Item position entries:
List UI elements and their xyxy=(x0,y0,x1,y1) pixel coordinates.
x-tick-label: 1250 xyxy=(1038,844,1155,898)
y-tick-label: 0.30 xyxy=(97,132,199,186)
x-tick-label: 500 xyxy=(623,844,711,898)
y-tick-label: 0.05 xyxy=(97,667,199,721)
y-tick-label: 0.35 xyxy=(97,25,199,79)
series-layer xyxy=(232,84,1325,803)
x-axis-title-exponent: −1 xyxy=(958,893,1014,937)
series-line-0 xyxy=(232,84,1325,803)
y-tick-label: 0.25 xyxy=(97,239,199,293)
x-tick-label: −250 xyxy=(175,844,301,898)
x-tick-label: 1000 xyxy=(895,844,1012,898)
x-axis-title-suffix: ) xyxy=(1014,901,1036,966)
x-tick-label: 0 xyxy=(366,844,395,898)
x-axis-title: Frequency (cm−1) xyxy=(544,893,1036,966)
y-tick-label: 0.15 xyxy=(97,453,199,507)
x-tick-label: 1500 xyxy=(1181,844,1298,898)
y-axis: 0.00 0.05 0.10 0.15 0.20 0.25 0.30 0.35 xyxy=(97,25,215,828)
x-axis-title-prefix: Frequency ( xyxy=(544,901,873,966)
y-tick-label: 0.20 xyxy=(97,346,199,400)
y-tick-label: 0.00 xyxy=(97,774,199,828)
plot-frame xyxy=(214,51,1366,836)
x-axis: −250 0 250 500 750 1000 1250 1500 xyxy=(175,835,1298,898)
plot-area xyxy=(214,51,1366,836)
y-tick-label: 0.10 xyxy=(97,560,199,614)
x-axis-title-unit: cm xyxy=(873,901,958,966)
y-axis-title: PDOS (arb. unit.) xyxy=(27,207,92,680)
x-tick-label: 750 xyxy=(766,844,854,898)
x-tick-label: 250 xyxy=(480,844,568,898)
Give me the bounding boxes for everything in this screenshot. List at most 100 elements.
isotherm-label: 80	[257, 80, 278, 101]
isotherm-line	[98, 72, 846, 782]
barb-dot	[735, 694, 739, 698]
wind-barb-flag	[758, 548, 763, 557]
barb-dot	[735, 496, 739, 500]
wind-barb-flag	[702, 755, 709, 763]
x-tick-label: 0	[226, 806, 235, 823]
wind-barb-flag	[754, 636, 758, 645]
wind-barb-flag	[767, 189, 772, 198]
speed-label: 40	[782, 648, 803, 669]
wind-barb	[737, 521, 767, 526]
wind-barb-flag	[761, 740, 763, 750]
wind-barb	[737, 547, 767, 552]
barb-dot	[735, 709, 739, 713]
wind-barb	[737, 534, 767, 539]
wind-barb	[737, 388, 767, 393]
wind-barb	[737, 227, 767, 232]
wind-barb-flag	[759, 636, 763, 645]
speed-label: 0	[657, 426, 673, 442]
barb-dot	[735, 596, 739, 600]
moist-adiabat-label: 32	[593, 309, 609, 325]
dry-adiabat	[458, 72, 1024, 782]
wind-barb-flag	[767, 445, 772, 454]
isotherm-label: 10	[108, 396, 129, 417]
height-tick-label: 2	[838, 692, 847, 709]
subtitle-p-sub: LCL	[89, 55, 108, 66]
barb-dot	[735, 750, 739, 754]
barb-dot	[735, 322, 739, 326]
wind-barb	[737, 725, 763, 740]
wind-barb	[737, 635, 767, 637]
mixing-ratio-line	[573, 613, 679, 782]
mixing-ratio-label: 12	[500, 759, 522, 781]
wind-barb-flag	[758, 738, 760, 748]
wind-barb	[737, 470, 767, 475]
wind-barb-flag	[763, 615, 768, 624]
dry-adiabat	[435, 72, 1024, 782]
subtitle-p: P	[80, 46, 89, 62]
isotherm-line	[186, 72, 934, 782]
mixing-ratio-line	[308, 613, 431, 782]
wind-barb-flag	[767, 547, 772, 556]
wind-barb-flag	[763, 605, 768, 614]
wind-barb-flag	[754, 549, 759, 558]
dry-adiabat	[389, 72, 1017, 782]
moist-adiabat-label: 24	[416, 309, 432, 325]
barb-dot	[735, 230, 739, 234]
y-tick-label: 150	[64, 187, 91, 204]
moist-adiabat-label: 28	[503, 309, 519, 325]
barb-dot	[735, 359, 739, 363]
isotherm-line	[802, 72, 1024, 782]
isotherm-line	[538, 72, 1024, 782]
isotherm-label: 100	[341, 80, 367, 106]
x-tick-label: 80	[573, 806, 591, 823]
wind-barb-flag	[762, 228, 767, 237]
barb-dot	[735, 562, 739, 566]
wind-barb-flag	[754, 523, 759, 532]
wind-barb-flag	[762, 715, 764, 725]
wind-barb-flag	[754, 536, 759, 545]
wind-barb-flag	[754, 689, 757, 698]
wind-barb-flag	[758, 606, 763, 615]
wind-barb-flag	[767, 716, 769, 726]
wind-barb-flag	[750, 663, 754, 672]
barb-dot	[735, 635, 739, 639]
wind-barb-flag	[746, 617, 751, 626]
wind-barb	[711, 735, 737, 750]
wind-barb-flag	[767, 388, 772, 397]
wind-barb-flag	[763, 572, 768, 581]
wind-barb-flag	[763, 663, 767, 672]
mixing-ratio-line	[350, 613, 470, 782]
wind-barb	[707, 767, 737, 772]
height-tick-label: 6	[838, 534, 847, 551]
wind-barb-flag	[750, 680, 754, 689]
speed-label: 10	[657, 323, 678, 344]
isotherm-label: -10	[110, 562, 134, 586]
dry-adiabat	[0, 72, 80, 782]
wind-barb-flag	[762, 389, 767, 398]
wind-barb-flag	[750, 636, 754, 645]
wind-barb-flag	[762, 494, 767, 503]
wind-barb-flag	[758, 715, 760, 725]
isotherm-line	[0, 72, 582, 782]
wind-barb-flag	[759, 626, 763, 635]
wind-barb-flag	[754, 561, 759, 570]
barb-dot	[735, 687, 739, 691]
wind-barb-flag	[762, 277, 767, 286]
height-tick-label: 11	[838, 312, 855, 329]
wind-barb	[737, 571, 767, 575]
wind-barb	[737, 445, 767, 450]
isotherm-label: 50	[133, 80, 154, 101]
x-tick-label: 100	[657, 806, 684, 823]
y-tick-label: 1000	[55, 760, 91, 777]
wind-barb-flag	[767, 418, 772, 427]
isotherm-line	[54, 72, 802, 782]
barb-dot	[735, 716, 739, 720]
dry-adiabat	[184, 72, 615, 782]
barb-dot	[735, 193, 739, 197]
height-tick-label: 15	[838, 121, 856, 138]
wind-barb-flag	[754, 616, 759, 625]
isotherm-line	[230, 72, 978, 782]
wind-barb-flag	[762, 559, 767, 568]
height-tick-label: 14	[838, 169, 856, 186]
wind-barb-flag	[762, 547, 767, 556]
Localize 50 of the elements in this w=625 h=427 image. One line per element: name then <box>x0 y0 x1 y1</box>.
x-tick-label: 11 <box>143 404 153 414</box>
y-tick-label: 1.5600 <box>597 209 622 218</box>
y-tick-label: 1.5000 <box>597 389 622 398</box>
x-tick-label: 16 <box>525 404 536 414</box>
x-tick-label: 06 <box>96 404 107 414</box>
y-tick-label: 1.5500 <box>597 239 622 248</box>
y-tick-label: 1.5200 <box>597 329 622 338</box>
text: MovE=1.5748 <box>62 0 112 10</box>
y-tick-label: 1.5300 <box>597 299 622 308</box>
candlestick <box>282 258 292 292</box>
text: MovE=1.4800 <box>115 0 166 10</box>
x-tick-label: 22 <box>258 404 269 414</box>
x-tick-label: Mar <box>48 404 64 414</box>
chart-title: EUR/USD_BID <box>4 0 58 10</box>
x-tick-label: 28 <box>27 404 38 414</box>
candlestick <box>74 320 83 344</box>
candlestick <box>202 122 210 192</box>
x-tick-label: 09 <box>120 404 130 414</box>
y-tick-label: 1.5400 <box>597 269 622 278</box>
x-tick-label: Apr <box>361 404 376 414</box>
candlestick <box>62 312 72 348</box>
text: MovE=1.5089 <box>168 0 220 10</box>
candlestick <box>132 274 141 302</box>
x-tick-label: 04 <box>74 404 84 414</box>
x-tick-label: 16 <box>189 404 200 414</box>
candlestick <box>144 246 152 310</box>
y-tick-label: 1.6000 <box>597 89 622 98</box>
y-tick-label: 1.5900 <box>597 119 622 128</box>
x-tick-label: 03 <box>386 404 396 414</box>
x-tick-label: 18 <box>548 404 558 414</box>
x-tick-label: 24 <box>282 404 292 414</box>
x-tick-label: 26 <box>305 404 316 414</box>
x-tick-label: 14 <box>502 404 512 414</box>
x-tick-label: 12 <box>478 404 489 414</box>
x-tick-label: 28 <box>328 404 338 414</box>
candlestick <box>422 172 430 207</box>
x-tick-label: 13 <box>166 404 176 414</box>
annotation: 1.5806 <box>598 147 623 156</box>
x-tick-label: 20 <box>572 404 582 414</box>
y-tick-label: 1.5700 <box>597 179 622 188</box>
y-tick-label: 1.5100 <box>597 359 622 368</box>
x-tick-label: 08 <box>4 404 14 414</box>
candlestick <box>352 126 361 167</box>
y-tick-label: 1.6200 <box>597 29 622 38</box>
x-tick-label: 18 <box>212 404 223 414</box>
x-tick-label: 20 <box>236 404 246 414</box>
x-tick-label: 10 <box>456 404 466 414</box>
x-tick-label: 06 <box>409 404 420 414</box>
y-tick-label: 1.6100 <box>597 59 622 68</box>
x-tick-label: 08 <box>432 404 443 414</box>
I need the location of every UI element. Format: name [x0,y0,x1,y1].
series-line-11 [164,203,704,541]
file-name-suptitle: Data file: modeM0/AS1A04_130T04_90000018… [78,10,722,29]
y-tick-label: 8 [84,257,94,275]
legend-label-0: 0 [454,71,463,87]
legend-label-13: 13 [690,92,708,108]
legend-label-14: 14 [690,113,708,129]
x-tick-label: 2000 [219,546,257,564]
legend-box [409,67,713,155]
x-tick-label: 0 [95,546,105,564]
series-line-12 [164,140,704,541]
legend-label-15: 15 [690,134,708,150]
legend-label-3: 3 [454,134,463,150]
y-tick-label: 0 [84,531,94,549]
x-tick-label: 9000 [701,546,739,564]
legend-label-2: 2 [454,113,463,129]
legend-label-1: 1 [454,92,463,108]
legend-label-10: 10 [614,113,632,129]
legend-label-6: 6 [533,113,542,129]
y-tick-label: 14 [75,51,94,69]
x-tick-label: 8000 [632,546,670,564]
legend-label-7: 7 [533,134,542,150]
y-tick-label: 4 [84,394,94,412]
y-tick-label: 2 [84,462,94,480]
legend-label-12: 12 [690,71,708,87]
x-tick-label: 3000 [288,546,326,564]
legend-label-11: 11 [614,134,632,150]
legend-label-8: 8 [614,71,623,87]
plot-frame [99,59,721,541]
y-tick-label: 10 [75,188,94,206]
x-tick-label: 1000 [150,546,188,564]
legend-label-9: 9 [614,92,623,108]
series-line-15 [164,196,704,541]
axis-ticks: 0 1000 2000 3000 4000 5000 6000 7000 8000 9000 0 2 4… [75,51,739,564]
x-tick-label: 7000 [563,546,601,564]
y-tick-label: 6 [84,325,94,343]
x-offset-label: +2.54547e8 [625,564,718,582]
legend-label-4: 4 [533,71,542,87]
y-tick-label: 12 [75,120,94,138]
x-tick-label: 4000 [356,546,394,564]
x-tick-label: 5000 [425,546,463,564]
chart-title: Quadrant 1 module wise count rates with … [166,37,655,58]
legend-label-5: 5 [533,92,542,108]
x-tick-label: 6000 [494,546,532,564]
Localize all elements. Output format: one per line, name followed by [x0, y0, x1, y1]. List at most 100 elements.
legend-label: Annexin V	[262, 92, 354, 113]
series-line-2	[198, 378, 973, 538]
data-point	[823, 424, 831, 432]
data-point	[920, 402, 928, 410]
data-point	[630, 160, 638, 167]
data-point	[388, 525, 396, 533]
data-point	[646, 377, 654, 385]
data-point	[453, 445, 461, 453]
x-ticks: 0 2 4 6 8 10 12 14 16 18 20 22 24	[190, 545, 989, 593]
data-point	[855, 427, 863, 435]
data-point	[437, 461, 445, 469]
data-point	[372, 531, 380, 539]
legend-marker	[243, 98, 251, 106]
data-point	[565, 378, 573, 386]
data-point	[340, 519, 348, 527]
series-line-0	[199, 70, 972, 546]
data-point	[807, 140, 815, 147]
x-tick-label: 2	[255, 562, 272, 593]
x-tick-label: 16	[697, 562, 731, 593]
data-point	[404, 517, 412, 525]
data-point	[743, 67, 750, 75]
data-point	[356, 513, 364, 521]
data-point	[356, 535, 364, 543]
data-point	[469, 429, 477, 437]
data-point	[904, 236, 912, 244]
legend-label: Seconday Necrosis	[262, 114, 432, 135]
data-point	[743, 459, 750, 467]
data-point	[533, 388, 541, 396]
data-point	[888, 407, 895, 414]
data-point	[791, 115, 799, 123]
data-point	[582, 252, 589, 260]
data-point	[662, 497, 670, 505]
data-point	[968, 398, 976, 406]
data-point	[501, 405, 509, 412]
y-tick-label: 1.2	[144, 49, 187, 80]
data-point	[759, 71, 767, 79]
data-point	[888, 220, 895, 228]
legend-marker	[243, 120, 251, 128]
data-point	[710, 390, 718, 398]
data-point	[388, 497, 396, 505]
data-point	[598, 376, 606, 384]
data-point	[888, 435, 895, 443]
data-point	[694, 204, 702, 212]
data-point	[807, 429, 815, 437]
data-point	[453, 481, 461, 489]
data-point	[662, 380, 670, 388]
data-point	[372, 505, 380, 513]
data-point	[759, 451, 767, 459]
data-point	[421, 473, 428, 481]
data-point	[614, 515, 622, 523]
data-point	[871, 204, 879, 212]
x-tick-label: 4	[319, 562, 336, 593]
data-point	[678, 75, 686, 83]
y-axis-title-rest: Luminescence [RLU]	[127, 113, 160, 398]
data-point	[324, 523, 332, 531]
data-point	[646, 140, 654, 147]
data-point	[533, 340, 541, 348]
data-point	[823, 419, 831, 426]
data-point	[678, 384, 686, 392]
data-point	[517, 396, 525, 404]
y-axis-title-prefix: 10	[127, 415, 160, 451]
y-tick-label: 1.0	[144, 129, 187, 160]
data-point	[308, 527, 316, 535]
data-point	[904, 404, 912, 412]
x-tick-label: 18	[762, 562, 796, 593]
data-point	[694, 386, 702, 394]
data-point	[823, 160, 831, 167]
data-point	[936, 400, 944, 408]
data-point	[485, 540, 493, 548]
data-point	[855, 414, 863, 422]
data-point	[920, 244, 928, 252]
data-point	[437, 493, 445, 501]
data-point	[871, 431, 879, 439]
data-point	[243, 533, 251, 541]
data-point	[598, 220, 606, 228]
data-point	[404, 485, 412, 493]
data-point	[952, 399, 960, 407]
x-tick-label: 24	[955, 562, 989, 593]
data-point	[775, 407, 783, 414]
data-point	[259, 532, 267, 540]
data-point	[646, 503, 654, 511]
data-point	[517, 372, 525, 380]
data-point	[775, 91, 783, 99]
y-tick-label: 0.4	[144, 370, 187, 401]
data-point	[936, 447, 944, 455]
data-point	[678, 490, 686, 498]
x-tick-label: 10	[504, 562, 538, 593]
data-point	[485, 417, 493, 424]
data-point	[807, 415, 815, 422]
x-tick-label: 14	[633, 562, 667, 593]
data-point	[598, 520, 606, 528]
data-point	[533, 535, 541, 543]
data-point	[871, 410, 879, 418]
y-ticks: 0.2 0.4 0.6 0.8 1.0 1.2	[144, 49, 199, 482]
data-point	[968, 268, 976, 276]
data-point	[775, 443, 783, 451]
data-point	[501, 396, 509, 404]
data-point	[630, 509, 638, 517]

WHAT YOU SHOULD DO. Take everything from the start of the entries down to the line containing "x-tick-label: 250 xyxy=(480,844,568,898)", and write it out again with "plot-frame" switched to "plot-border" and every other part unchanged.

FINISHED ANSWER.
List UI elements and their xyxy=(x0,y0,x1,y1) pixel coordinates.
x-tick-label: 1250 xyxy=(1038,844,1155,898)
y-tick-label: 0.30 xyxy=(97,132,199,186)
x-tick-label: 500 xyxy=(623,844,711,898)
y-tick-label: 0.05 xyxy=(97,667,199,721)
y-tick-label: 0.35 xyxy=(97,25,199,79)
series-layer xyxy=(232,84,1325,803)
x-axis-title-exponent: −1 xyxy=(958,893,1014,937)
series-line-0 xyxy=(232,84,1325,803)
y-tick-label: 0.25 xyxy=(97,239,199,293)
x-tick-label: −250 xyxy=(175,844,301,898)
x-tick-label: 1000 xyxy=(895,844,1012,898)
x-axis-title-suffix: ) xyxy=(1014,901,1036,966)
x-tick-label: 0 xyxy=(366,844,395,898)
x-axis-title: Frequency (cm−1) xyxy=(544,893,1036,966)
y-tick-label: 0.15 xyxy=(97,453,199,507)
x-tick-label: 1500 xyxy=(1181,844,1298,898)
y-axis: 0.00 0.05 0.10 0.15 0.20 0.25 0.30 0.35 xyxy=(97,25,215,828)
x-axis-title-prefix: Frequency ( xyxy=(544,901,873,966)
y-tick-label: 0.20 xyxy=(97,346,199,400)
y-tick-label: 0.00 xyxy=(97,774,199,828)
plot-border xyxy=(214,51,1366,836)
x-axis: −250 0 250 500 750 1000 1250 1500 xyxy=(175,835,1298,898)
plot-area xyxy=(214,51,1366,836)
y-tick-label: 0.10 xyxy=(97,560,199,614)
x-axis-title-unit: cm xyxy=(873,901,958,966)
y-axis-title: PDOS (arb. unit.) xyxy=(27,207,92,680)
x-tick-label: 750 xyxy=(766,844,854,898)
x-tick-label: 250 xyxy=(480,844,568,898)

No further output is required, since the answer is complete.